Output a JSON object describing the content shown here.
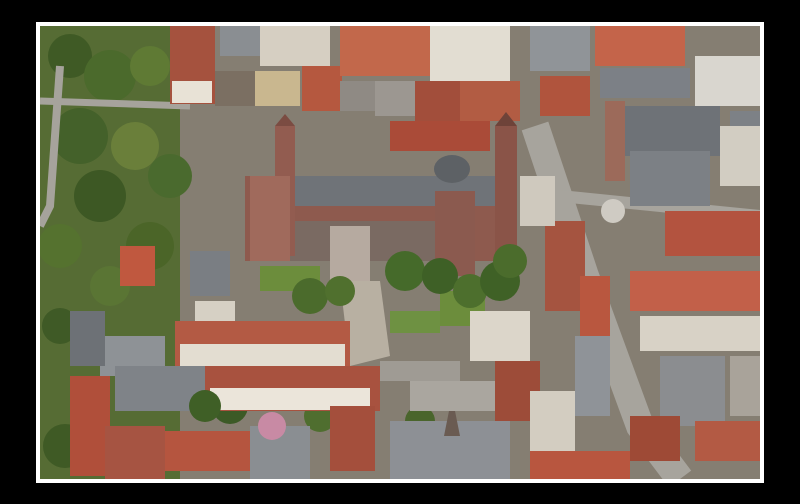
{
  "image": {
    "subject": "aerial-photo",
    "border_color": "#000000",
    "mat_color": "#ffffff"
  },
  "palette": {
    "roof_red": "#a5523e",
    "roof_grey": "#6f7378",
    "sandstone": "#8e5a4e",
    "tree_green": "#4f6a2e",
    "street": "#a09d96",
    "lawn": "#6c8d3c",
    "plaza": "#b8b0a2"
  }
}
---
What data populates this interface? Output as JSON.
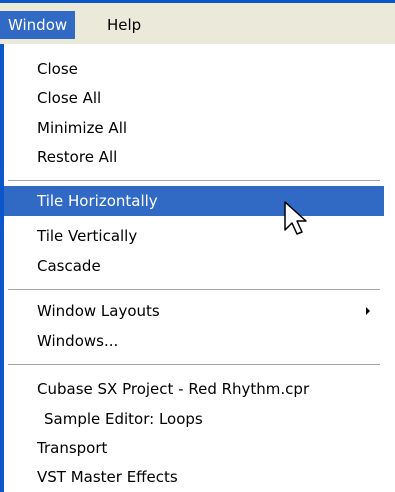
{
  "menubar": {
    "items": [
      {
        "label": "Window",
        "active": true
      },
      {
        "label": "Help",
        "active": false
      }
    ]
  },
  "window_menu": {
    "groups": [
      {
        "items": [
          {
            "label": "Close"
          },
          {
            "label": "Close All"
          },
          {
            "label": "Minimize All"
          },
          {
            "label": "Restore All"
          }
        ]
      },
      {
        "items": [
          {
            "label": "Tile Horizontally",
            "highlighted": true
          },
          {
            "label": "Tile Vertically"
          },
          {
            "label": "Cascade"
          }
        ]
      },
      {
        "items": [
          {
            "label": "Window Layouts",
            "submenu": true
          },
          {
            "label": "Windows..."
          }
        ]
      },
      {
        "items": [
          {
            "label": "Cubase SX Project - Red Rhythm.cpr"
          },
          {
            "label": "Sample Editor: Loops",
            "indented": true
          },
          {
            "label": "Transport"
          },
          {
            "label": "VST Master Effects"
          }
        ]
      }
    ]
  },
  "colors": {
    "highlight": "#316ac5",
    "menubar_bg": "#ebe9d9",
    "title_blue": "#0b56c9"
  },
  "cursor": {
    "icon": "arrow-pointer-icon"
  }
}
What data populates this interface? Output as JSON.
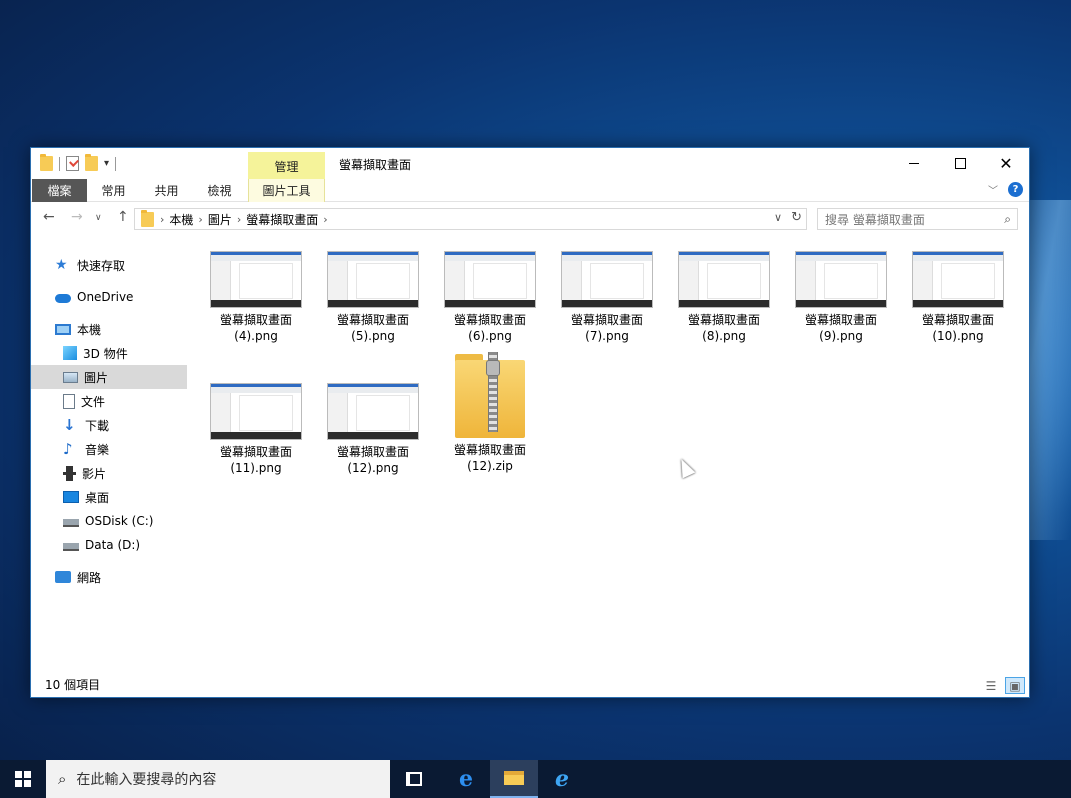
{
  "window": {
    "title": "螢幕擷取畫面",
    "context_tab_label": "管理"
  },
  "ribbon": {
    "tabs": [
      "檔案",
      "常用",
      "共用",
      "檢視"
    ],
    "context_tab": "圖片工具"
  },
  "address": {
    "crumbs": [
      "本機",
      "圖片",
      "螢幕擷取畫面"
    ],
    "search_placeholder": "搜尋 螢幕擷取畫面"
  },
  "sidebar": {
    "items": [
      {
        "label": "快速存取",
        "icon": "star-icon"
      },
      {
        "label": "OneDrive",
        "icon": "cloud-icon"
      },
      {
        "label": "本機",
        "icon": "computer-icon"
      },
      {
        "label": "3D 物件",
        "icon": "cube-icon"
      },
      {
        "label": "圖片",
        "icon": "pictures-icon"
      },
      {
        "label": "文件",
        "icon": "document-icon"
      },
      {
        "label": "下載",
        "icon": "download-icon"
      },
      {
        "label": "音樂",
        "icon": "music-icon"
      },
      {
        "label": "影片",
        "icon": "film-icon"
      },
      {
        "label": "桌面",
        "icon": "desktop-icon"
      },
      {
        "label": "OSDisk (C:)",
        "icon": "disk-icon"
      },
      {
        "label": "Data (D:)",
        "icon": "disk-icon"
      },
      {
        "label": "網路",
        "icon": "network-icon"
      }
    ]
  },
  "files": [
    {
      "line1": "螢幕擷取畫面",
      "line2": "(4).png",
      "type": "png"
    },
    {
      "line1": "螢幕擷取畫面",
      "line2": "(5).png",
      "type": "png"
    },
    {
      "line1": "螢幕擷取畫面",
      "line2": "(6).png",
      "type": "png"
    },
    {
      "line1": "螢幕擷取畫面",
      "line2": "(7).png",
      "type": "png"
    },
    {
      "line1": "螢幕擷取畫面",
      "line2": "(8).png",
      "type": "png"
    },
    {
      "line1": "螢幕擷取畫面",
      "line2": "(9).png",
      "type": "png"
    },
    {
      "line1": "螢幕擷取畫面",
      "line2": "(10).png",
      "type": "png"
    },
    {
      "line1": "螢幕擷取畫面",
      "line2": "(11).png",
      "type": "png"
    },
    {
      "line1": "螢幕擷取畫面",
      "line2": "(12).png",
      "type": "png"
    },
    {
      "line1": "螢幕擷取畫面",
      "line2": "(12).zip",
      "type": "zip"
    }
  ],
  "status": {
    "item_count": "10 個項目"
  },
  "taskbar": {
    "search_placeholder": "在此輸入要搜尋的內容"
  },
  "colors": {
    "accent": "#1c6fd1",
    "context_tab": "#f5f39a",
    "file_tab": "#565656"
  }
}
==
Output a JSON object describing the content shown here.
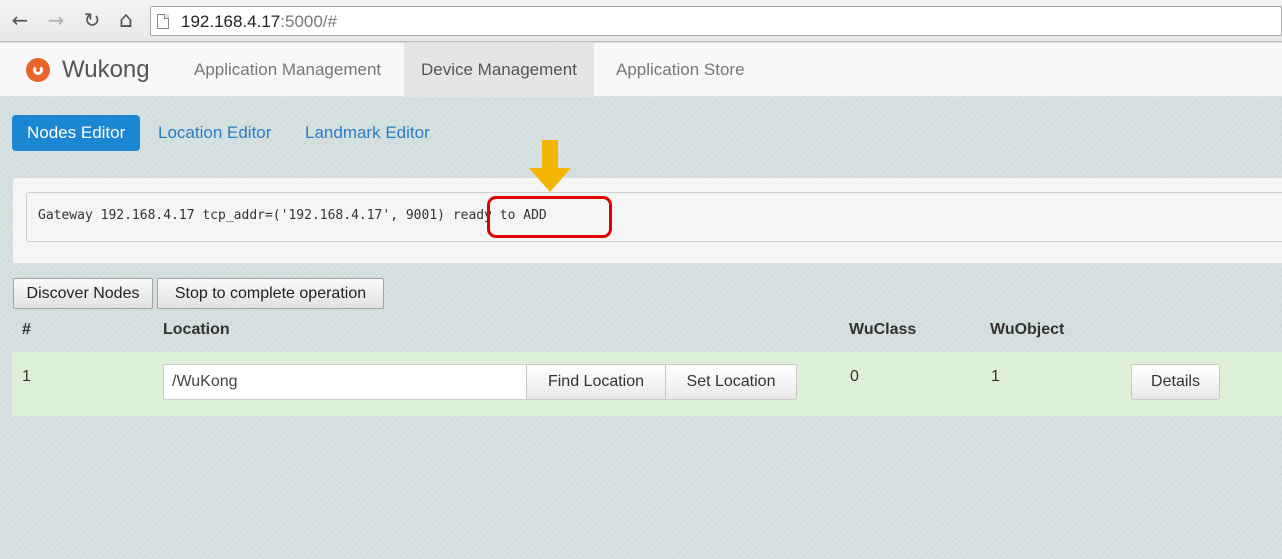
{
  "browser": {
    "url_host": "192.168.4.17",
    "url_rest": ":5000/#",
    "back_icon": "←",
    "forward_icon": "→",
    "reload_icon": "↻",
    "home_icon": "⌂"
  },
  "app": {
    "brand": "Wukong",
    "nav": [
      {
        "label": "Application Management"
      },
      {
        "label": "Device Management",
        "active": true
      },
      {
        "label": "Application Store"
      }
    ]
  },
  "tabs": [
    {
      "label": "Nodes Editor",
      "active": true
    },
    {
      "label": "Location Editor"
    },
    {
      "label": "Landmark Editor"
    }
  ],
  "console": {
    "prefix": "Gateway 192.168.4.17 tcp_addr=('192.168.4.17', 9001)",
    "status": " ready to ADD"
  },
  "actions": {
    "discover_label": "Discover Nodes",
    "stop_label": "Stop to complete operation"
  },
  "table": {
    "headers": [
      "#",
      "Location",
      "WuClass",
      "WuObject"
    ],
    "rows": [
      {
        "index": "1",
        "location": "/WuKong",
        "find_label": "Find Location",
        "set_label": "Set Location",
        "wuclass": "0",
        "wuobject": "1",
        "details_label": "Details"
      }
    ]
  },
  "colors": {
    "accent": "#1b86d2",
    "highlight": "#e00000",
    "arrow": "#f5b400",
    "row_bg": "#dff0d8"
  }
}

#### TASK DIRECTIONS:
Take every line from the data above that holds "Management" and copy it out.

#### SOLVED PROBLEM:
        "label": "Application Management"
        "label": "Device Management",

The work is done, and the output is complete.